=== Job ===
Each entry below is to be duplicated verbatim.

Dataset items:
::::

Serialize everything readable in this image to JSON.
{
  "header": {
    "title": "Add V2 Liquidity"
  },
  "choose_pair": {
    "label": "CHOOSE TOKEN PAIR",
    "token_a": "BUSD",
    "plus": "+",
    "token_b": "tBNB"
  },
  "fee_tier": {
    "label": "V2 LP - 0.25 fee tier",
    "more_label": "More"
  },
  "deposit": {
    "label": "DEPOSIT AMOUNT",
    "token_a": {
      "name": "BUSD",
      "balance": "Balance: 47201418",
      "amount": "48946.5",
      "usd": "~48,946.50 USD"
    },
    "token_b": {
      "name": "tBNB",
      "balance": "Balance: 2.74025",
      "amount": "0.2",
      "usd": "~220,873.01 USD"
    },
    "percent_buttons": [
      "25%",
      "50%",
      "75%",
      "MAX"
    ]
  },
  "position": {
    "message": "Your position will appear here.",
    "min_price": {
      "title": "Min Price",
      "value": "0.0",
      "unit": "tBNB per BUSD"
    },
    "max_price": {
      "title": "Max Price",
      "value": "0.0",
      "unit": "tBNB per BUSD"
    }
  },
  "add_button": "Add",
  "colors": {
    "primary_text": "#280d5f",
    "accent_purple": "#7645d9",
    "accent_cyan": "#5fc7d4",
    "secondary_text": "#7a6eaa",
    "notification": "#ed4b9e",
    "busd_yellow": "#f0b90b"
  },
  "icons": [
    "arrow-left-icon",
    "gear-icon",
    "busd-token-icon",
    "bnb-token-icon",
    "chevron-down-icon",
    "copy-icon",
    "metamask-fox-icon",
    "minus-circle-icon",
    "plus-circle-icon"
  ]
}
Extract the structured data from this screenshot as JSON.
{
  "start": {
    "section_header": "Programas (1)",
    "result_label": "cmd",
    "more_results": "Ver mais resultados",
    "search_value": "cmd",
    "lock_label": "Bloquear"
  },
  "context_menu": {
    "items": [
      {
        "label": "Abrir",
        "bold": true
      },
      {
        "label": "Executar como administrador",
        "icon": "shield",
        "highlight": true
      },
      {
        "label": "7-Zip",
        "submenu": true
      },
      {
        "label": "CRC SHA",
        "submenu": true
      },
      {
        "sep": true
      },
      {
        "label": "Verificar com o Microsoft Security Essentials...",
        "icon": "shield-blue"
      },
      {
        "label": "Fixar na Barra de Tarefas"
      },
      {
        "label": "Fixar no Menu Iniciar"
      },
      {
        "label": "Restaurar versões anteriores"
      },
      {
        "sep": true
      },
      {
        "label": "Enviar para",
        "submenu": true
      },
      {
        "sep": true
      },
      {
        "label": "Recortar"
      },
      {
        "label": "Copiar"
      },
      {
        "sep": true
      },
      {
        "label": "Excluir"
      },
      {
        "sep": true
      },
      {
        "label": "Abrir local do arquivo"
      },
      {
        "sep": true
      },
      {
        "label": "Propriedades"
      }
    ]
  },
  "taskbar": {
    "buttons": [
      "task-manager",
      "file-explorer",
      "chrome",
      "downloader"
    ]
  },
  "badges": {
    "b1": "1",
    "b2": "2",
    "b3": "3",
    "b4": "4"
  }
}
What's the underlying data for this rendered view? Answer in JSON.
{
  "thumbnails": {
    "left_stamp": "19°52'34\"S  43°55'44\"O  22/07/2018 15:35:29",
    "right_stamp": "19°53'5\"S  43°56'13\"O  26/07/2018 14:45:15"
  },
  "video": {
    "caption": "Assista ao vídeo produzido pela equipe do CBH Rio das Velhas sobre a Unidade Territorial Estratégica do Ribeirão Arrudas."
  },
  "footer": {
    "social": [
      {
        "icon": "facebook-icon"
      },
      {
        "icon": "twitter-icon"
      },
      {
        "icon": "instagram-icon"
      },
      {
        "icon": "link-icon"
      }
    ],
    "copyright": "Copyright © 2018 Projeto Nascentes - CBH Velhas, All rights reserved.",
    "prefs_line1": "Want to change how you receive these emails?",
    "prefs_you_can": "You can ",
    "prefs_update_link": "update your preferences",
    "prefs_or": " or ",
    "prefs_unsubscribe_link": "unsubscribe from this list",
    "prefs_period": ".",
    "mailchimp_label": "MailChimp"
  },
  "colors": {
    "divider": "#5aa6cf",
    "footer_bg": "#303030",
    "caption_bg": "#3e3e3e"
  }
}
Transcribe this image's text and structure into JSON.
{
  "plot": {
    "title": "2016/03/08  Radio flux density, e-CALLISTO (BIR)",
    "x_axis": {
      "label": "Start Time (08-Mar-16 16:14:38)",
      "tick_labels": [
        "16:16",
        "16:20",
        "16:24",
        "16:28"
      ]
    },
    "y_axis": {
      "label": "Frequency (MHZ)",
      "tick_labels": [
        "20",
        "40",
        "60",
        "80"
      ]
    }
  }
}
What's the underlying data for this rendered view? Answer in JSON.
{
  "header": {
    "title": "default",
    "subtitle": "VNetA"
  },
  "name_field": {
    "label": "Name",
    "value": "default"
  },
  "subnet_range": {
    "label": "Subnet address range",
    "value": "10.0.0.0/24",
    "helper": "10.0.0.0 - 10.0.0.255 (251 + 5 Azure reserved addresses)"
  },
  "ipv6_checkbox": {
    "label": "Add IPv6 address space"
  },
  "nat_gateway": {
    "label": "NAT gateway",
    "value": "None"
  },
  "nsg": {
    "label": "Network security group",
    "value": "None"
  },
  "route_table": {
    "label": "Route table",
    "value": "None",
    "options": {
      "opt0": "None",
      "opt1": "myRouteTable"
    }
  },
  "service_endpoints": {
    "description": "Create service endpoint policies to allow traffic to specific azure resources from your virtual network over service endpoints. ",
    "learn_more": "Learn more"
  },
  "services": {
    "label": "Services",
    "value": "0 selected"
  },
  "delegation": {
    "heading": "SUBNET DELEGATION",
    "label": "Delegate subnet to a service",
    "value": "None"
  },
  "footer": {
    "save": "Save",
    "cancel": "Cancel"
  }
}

::::

=== Output of the exercise ===
Serialize everything readable in this image to JSON.
{
  "header": {
    "title": "Add V2 Liquidity"
  },
  "choose_pair": {
    "label": "CHOOSE TOKEN PAIR",
    "token_a": "BUSD",
    "plus": "+",
    "token_b": "tBNB"
  },
  "fee_tier": {
    "label": "V2 LP - 0.25 fee tier",
    "more_label": "More"
  },
  "deposit": {
    "label": "DEPOSIT AMOUNT",
    "token_a": {
      "name": "BUSD",
      "balance": "Balance: 47201418",
      "amount": "48946.5",
      "usd": "~48,946.50 USD"
    },
    "token_b": {
      "name": "tBNB",
      "balance": "Balance: 2.74025",
      "amount": "0.2",
      "usd": "~220,873.01 USD"
    },
    "percent_buttons": [
      "25%",
      "50%",
      "75%",
      "MAX"
    ]
  },
  "position": {
    "message": "Your position will appear here.",
    "min_price": {
      "title": "Min Price",
      "value": "0.0",
      "unit": "tBNB per BUSD"
    },
    "max_price": {
      "title": "Max Price",
      "value": "0.0",
      "unit": "tBNB per BUSD"
    }
  },
  "add_button": "Add",
  "colors": {
    "primary_text": "#280d5f",
    "accent_purple": "#7645d9",
    "accent_cyan": "#5fc7d4",
    "secondary_text": "#7a6eaa",
    "notification": "#ed4b9e",
    "busd_yellow": "#f0b90b"
  },
  "icons": [
    "arrow-left-icon",
    "gear-icon",
    "busd-token-icon",
    "bnb-token-icon",
    "chevron-down-icon",
    "copy-icon",
    "metamask-fox-icon",
    "minus-circle-icon",
    "plus-circle-icon"
  ]
}
Extract the structured data from this screenshot as JSON.
{
  "start": {
    "section_header": "Programas (1)",
    "result_label": "cmd",
    "more_results": "Ver mais resultados",
    "search_value": "cmd",
    "lock_label": "Bloquear"
  },
  "context_menu": {
    "items": [
      {
        "label": "Abrir",
        "bold": true
      },
      {
        "label": "Executar como administrador",
        "icon": "shield",
        "highlight": true
      },
      {
        "label": "7-Zip",
        "submenu": true
      },
      {
        "label": "CRC SHA",
        "submenu": true
      },
      {
        "sep": true
      },
      {
        "label": "Verificar com o Microsoft Security Essentials...",
        "icon": "shield-blue"
      },
      {
        "label": "Fixar na Barra de Tarefas"
      },
      {
        "label": "Fixar no Menu Iniciar"
      },
      {
        "label": "Restaurar versões anteriores"
      },
      {
        "sep": true
      },
      {
        "label": "Enviar para",
        "submenu": true
      },
      {
        "sep": true
      },
      {
        "label": "Recortar"
      },
      {
        "label": "Copiar"
      },
      {
        "sep": true
      },
      {
        "label": "Excluir"
      },
      {
        "sep": true
      },
      {
        "label": "Abrir local do arquivo"
      },
      {
        "sep": true
      },
      {
        "label": "Propriedades"
      }
    ]
  },
  "taskbar": {
    "buttons": [
      "task-manager",
      "file-explorer",
      "chrome",
      "downloader"
    ]
  },
  "badges": {
    "b1": "1",
    "b2": "2",
    "b3": "3",
    "b4": "4"
  }
}
What's the underlying data for this rendered view? Answer in JSON.
{
  "thumbnails": {
    "left_stamp": "19°52'34\"S  43°55'44\"O  22/07/2018 15:35:29",
    "right_stamp": "19°53'5\"S  43°56'13\"O  26/07/2018 14:45:15"
  },
  "video": {
    "caption": "Assista ao vídeo produzido pela equipe do CBH Rio das Velhas sobre a Unidade Territorial Estratégica do Ribeirão Arrudas."
  },
  "footer": {
    "social": [
      {
        "icon": "facebook-icon"
      },
      {
        "icon": "twitter-icon"
      },
      {
        "icon": "instagram-icon"
      },
      {
        "icon": "link-icon"
      }
    ],
    "copyright": "Copyright © 2018 Projeto Nascentes - CBH Velhas, All rights reserved.",
    "prefs_line1": "Want to change how you receive these emails?",
    "prefs_you_can": "You can ",
    "prefs_update_link": "update your preferences",
    "prefs_or": " or ",
    "prefs_unsubscribe_link": "unsubscribe from this list",
    "prefs_period": ".",
    "mailchimp_label": "MailChimp"
  },
  "colors": {
    "divider": "#5aa6cf",
    "footer_bg": "#303030",
    "caption_bg": "#3e3e3e"
  }
}
Transcribe this image's text and structure into JSON.
{
  "plot": {
    "title": "2016/03/08  Radio flux density, e-CALLISTO (BIR)",
    "x_axis": {
      "label": "Start Time (08-Mar-16 16:14:38)",
      "tick_labels": [
        "16:16",
        "16:20",
        "16:24",
        "16:28"
      ]
    },
    "y_axis": {
      "label": "Frequency (MHZ)",
      "tick_labels": [
        "20",
        "40",
        "60",
        "80"
      ]
    }
  }
}
What's the underlying data for this rendered view? Answer in JSON.
{
  "header": {
    "title": "default",
    "subtitle": "VNetA"
  },
  "name_field": {
    "label": "Name",
    "value": "default"
  },
  "subnet_range": {
    "label": "Subnet address range",
    "value": "10.0.0.0/24",
    "helper": "10.0.0.0 - 10.0.0.255 (251 + 5 Azure reserved addresses)"
  },
  "ipv6_checkbox": {
    "label": "Add IPv6 address space"
  },
  "nat_gateway": {
    "label": "NAT gateway",
    "value": "None"
  },
  "nsg": {
    "label": "Network security group",
    "value": "None"
  },
  "route_table": {
    "label": "Route table",
    "value": "None",
    "options": {
      "opt0": "None",
      "opt1": "myRouteTable"
    }
  },
  "service_endpoints": {
    "description": "Create service endpoint policies to allow traffic to specific azure resources from your virtual network over service endpoints. ",
    "learn_more": "Learn more"
  },
  "services": {
    "label": "Services",
    "value": "0 selected"
  },
  "delegation": {
    "heading": "SUBNET DELEGATION",
    "label": "Delegate subnet to a service",
    "value": "None"
  },
  "footer": {
    "save": "Save",
    "cancel": "Cancel"
  }
}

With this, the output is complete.